## EXERCISE TASK
Please pull out every line that includes the string "color".

[Dataset listings of figures]
◆ ◆ ◆ ◆ ◆
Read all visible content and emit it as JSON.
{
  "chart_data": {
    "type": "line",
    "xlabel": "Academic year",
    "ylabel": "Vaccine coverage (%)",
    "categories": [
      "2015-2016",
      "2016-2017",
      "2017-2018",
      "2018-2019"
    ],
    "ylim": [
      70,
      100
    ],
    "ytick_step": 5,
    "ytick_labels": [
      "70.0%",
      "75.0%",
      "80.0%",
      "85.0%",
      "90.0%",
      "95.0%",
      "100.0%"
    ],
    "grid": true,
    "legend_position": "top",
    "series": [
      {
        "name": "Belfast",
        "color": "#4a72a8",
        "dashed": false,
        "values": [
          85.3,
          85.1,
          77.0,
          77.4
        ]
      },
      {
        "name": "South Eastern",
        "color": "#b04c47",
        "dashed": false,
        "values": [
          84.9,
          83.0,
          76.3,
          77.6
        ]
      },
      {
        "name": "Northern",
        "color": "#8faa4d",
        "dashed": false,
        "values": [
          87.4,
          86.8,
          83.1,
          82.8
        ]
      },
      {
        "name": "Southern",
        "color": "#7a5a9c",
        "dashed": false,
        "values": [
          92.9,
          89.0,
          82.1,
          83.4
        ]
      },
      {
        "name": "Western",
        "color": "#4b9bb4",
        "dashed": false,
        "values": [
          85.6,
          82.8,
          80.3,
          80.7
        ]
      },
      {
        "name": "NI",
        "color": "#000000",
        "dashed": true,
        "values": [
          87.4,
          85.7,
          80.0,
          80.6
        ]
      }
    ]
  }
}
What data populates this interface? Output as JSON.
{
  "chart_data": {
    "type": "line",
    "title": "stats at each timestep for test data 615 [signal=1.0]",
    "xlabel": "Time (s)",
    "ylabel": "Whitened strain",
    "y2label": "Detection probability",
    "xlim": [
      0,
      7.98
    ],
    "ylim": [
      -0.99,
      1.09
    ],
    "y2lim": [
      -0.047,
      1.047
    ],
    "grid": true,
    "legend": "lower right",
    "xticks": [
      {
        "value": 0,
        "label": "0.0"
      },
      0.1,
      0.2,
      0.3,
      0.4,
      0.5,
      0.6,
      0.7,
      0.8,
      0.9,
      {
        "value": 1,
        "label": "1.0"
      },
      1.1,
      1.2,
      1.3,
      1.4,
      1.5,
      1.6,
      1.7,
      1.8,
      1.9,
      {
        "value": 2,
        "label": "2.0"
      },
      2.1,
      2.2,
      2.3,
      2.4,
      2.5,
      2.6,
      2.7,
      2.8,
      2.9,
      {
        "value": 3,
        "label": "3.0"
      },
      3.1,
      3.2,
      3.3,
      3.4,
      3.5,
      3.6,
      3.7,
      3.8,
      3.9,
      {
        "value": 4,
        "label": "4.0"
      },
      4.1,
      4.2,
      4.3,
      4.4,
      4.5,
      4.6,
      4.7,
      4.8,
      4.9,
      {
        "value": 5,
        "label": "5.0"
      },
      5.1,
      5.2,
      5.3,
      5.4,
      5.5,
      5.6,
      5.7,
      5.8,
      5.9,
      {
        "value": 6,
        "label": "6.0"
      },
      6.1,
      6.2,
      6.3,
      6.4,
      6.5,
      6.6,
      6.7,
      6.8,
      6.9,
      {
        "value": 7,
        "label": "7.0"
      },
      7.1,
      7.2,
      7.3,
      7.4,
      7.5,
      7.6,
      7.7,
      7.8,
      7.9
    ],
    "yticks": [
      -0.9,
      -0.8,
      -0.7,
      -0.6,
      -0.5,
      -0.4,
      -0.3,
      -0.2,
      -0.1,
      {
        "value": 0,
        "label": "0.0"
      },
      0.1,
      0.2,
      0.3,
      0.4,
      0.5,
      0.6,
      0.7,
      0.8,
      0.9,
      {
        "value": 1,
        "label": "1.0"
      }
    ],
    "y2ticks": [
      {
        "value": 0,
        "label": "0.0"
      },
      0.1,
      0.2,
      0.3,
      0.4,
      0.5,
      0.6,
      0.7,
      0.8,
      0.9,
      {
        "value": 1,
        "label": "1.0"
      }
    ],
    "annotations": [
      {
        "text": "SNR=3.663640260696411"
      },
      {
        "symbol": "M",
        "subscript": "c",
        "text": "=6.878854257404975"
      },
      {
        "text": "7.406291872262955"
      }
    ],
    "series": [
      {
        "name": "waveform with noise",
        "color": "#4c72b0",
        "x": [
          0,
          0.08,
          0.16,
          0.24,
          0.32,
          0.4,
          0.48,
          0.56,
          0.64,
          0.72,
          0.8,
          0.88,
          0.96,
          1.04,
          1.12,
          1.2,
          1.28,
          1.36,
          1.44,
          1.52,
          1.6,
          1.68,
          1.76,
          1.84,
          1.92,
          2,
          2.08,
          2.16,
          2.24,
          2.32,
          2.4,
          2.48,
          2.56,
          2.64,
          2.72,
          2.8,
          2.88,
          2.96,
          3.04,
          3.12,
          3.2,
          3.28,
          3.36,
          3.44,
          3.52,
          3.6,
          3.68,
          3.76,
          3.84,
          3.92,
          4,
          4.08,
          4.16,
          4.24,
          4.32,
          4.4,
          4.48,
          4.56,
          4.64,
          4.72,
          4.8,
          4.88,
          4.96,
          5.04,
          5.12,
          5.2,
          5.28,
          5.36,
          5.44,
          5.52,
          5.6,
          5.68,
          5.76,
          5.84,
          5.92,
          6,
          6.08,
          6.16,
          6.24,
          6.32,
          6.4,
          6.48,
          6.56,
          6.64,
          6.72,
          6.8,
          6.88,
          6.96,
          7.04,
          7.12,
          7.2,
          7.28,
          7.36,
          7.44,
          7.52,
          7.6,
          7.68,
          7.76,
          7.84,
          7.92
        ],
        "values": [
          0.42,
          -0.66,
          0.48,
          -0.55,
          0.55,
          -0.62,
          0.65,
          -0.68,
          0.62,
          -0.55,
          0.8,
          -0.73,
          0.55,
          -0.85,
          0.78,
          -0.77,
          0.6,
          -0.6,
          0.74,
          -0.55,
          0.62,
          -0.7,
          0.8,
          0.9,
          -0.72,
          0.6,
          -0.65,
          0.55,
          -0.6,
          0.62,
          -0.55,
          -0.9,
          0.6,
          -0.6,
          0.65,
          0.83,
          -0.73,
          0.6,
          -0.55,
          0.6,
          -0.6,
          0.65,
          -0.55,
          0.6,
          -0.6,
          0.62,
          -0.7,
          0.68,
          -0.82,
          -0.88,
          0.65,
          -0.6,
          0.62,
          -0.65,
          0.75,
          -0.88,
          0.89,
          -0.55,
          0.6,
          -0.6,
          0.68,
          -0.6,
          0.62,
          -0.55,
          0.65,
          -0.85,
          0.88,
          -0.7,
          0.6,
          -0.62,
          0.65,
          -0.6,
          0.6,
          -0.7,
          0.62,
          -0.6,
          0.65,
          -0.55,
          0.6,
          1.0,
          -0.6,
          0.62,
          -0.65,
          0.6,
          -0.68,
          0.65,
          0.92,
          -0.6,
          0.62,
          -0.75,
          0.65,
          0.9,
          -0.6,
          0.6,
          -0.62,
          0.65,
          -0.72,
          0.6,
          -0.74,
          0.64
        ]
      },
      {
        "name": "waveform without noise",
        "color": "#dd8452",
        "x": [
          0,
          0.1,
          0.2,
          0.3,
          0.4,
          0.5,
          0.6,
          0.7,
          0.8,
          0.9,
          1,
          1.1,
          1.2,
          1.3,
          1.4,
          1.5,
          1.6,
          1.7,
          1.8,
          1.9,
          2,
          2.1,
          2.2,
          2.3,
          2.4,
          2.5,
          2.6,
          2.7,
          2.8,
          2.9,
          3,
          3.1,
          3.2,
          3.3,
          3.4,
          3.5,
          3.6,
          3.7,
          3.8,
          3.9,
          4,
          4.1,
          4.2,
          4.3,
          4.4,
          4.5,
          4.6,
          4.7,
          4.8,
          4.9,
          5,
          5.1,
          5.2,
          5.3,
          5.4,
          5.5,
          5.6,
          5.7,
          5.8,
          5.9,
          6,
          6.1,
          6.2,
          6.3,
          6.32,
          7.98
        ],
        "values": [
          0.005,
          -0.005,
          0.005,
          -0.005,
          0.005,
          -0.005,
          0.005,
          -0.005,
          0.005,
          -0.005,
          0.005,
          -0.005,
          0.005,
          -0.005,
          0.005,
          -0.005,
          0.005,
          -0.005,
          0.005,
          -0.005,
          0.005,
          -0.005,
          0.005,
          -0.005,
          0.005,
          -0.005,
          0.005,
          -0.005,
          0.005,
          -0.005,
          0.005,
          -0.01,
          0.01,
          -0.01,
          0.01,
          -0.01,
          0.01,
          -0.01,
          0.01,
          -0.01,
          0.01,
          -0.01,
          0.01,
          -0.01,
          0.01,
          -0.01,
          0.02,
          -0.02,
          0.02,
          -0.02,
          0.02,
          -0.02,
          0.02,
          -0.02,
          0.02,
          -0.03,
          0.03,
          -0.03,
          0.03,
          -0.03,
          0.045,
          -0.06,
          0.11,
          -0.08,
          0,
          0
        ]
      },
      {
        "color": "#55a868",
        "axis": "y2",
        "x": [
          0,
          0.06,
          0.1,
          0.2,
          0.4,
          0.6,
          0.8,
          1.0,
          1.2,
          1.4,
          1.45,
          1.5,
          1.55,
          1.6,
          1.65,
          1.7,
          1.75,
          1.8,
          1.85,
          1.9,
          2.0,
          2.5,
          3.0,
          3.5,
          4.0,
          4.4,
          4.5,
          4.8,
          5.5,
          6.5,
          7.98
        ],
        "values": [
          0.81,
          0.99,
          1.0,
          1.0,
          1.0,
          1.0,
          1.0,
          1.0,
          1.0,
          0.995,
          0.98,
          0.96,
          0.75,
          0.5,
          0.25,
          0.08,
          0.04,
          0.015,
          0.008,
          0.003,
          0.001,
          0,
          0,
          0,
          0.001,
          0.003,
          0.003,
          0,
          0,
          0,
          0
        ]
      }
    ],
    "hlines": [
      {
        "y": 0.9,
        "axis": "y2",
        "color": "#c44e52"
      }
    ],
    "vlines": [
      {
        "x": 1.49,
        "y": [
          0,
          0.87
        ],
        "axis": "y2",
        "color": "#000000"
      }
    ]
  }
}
◆ ◆ ◆ ◆ ◆
## ANSWER TO THIS PROBLEM
        "color": "#4a72a8",
        "color": "#b04c47",
        "color": "#8faa4d",
        "color": "#7a5a9c",
        "color": "#4b9bb4",
        "color": "#000000",
        "color": "#4c72b0",
        "color": "#dd8452",
        "color": "#55a868",
        "color": "#c44e52"
        "color": "#000000"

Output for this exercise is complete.